>> BEGIN Data for this task

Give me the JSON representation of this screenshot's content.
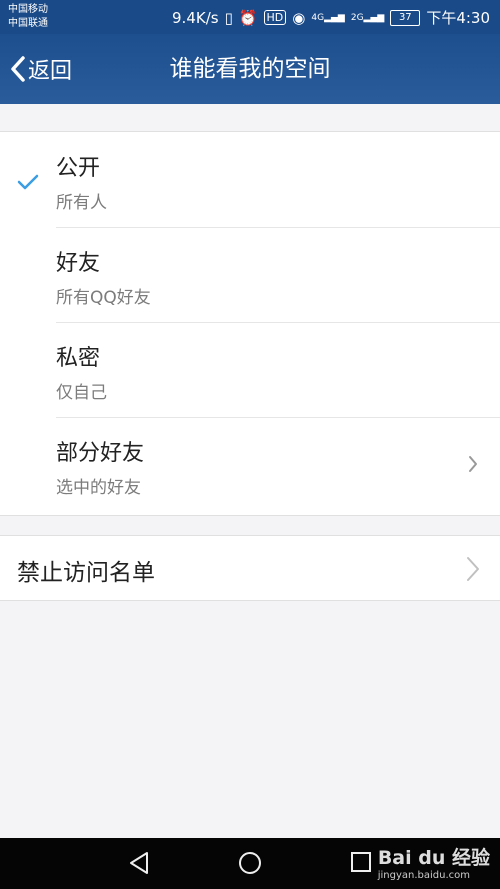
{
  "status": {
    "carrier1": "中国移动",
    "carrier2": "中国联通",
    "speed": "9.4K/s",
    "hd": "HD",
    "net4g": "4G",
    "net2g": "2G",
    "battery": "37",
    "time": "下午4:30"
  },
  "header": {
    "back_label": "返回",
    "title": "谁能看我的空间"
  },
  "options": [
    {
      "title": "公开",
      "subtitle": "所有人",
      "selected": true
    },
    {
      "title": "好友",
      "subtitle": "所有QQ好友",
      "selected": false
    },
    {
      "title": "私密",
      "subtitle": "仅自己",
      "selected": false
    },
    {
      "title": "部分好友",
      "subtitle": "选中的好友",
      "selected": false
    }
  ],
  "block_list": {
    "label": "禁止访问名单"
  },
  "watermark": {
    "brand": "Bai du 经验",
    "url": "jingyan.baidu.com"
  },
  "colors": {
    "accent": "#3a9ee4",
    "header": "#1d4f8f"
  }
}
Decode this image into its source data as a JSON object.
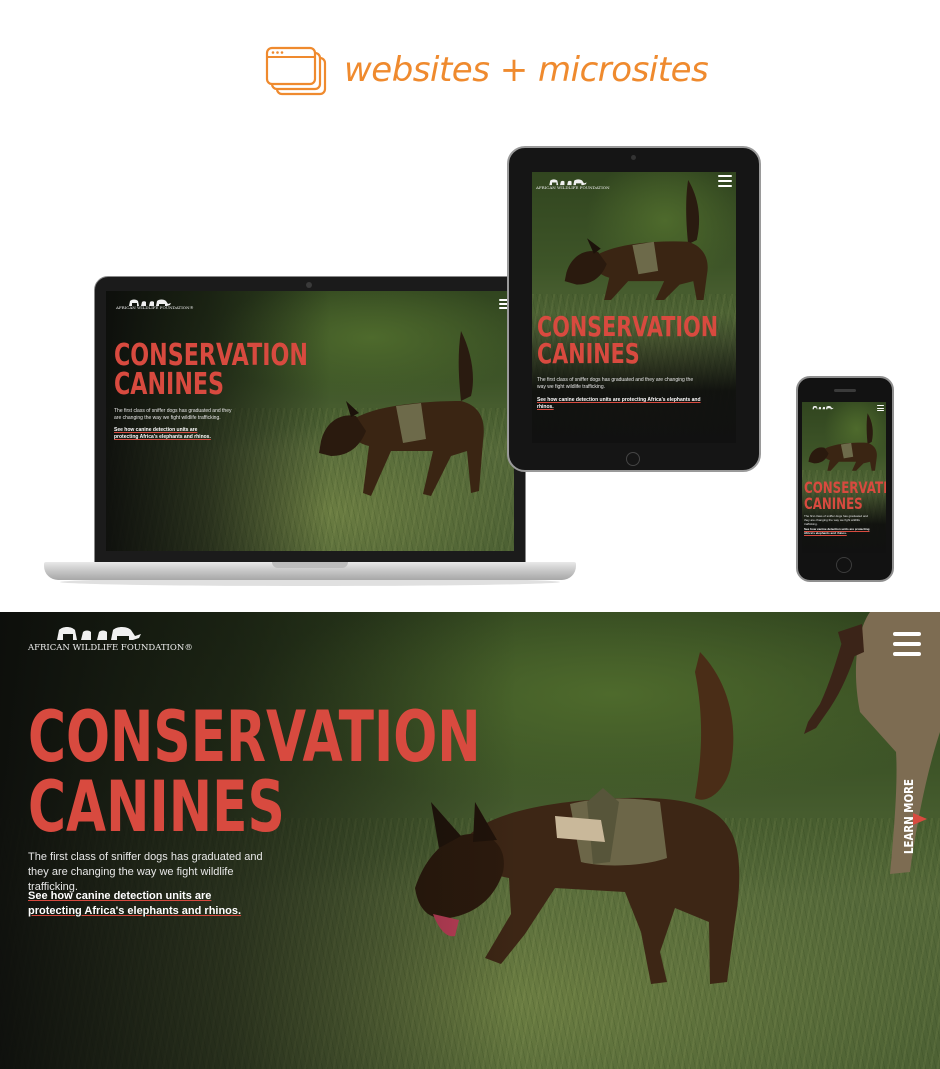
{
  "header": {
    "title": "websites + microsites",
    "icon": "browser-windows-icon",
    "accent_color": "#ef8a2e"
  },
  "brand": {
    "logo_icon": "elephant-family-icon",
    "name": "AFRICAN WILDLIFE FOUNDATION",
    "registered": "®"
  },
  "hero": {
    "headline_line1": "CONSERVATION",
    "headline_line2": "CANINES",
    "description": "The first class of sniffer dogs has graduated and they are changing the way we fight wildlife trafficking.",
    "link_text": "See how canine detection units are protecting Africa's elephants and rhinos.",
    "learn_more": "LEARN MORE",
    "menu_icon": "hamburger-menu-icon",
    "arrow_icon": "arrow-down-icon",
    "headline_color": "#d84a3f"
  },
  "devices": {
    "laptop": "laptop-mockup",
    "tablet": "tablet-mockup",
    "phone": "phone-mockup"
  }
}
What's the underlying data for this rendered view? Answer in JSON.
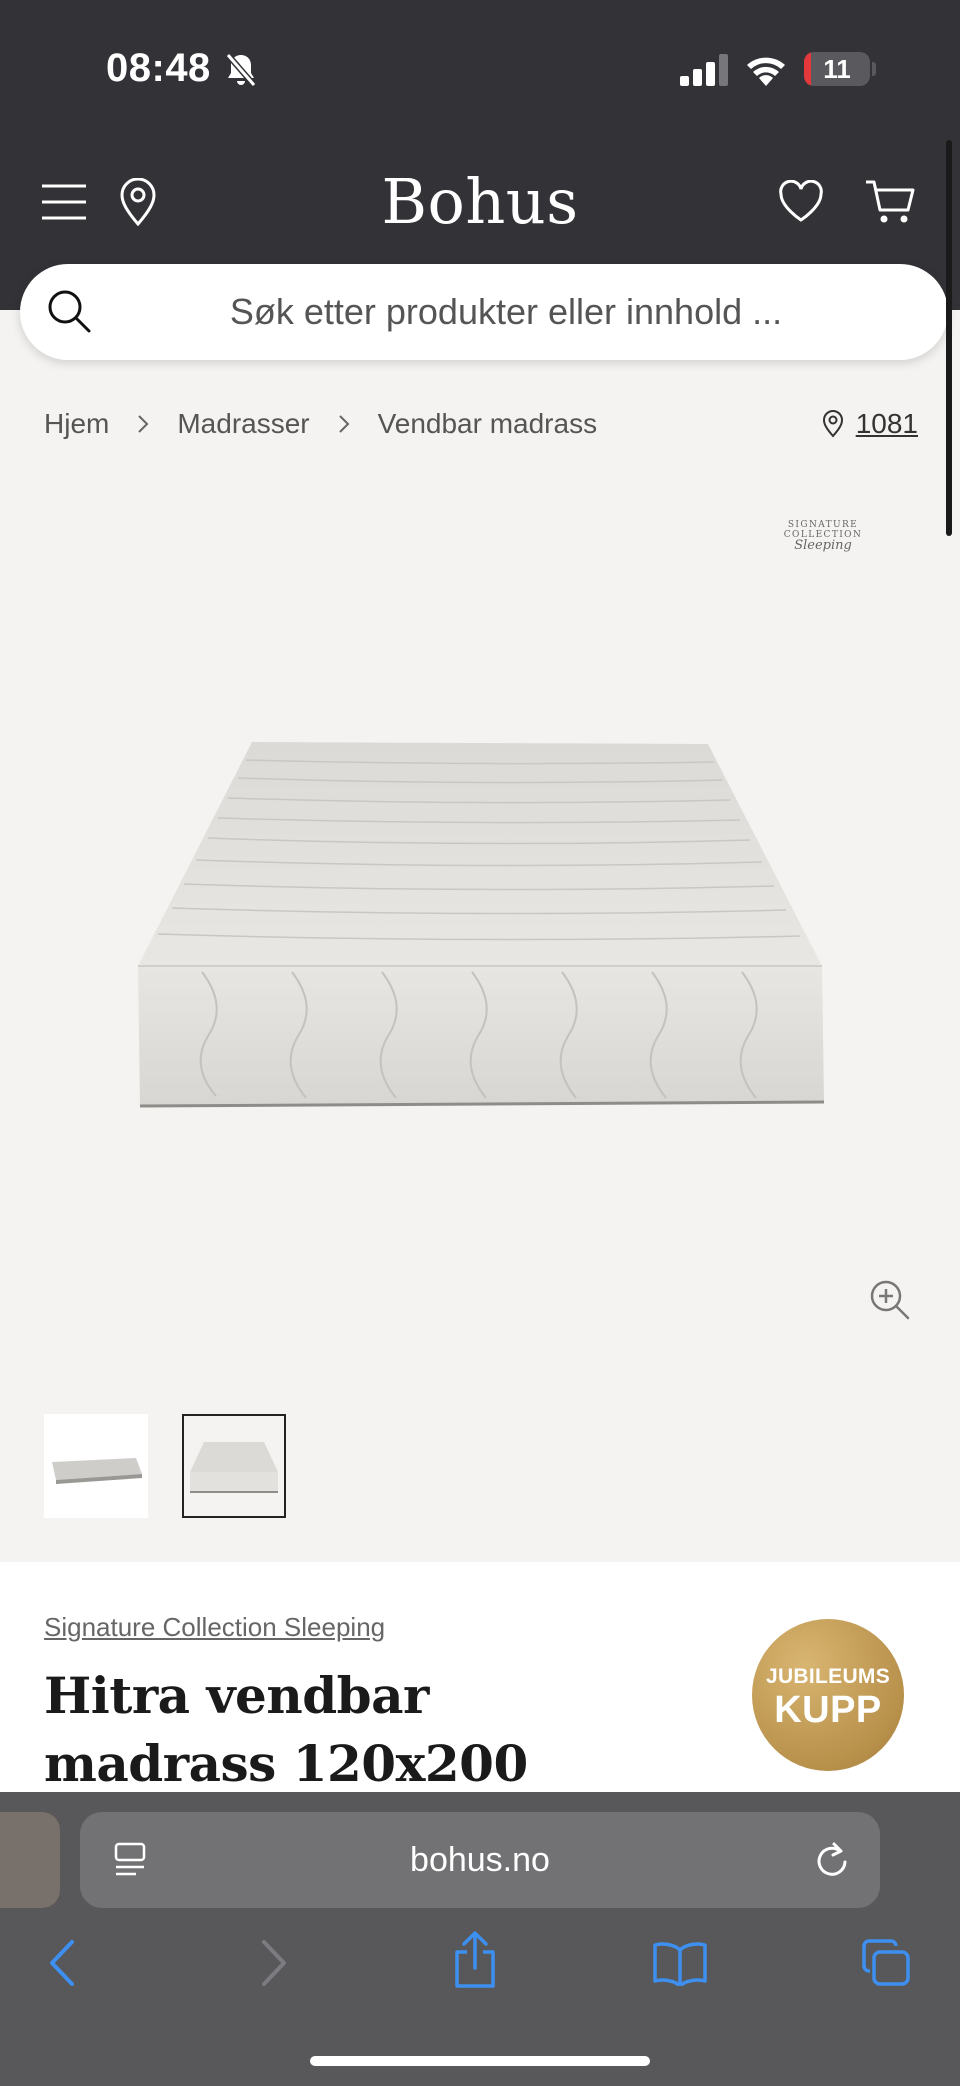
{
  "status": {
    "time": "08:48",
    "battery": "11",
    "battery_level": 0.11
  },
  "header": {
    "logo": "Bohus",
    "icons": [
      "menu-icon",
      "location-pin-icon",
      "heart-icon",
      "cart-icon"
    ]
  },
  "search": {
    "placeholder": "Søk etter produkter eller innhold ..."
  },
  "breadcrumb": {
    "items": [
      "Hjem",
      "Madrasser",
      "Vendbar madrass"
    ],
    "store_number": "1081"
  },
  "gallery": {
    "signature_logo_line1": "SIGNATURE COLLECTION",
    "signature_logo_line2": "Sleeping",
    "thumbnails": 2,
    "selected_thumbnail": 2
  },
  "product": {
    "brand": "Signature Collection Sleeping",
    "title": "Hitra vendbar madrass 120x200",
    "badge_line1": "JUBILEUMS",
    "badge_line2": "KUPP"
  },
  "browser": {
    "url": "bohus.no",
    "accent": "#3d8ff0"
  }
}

>> END Data for this task

Exercise prompt ->
Write the records out again in full, exactly, and skip every picture.

Written answer ->
Give me the JSON representation of this screenshot's content.
{
  "status": {
    "carrier1": "中国移动",
    "carrier2": "中国联通",
    "speed": "9.4K/s",
    "hd": "HD",
    "net4g": "4G",
    "net2g": "2G",
    "battery": "37",
    "time": "下午4:30"
  },
  "header": {
    "back_label": "返回",
    "title": "谁能看我的空间"
  },
  "options": [
    {
      "title": "公开",
      "subtitle": "所有人",
      "selected": true
    },
    {
      "title": "好友",
      "subtitle": "所有QQ好友",
      "selected": false
    },
    {
      "title": "私密",
      "subtitle": "仅自己",
      "selected": false
    },
    {
      "title": "部分好友",
      "subtitle": "选中的好友",
      "selected": false
    }
  ],
  "block_list": {
    "label": "禁止访问名单"
  },
  "watermark": {
    "brand": "Bai du 经验",
    "url": "jingyan.baidu.com"
  },
  "colors": {
    "accent": "#3a9ee4",
    "header": "#1d4f8f"
  }
}
Decode this image into its source data as a JSON object.
{
  "header": {
    "title": "websites + microsites",
    "icon": "browser-windows-icon",
    "accent_color": "#ef8a2e"
  },
  "brand": {
    "logo_icon": "elephant-family-icon",
    "name": "AFRICAN WILDLIFE FOUNDATION",
    "registered": "®"
  },
  "hero": {
    "headline_line1": "CONSERVATION",
    "headline_line2": "CANINES",
    "description": "The first class of sniffer dogs has graduated and they are changing the way we fight wildlife trafficking.",
    "link_text": "See how canine detection units are protecting Africa's elephants and rhinos.",
    "learn_more": "LEARN MORE",
    "menu_icon": "hamburger-menu-icon",
    "arrow_icon": "arrow-down-icon",
    "headline_color": "#d84a3f"
  },
  "devices": {
    "laptop": "laptop-mockup",
    "tablet": "tablet-mockup",
    "phone": "phone-mockup"
  }
}
What's the underlying data for this rendered view? Answer in JSON.
{
  "status": {
    "time": "08:48",
    "battery": "11",
    "battery_level": 0.11
  },
  "header": {
    "logo": "Bohus",
    "icons": [
      "menu-icon",
      "location-pin-icon",
      "heart-icon",
      "cart-icon"
    ]
  },
  "search": {
    "placeholder": "Søk etter produkter eller innhold ..."
  },
  "breadcrumb": {
    "items": [
      "Hjem",
      "Madrasser",
      "Vendbar madrass"
    ],
    "store_number": "1081"
  },
  "gallery": {
    "signature_logo_line1": "SIGNATURE COLLECTION",
    "signature_logo_line2": "Sleeping",
    "thumbnails": 2,
    "selected_thumbnail": 2
  },
  "product": {
    "brand": "Signature Collection Sleeping",
    "title": "Hitra vendbar madrass 120x200",
    "badge_line1": "JUBILEUMS",
    "badge_line2": "KUPP"
  },
  "browser": {
    "url": "bohus.no",
    "accent": "#3d8ff0"
  }
}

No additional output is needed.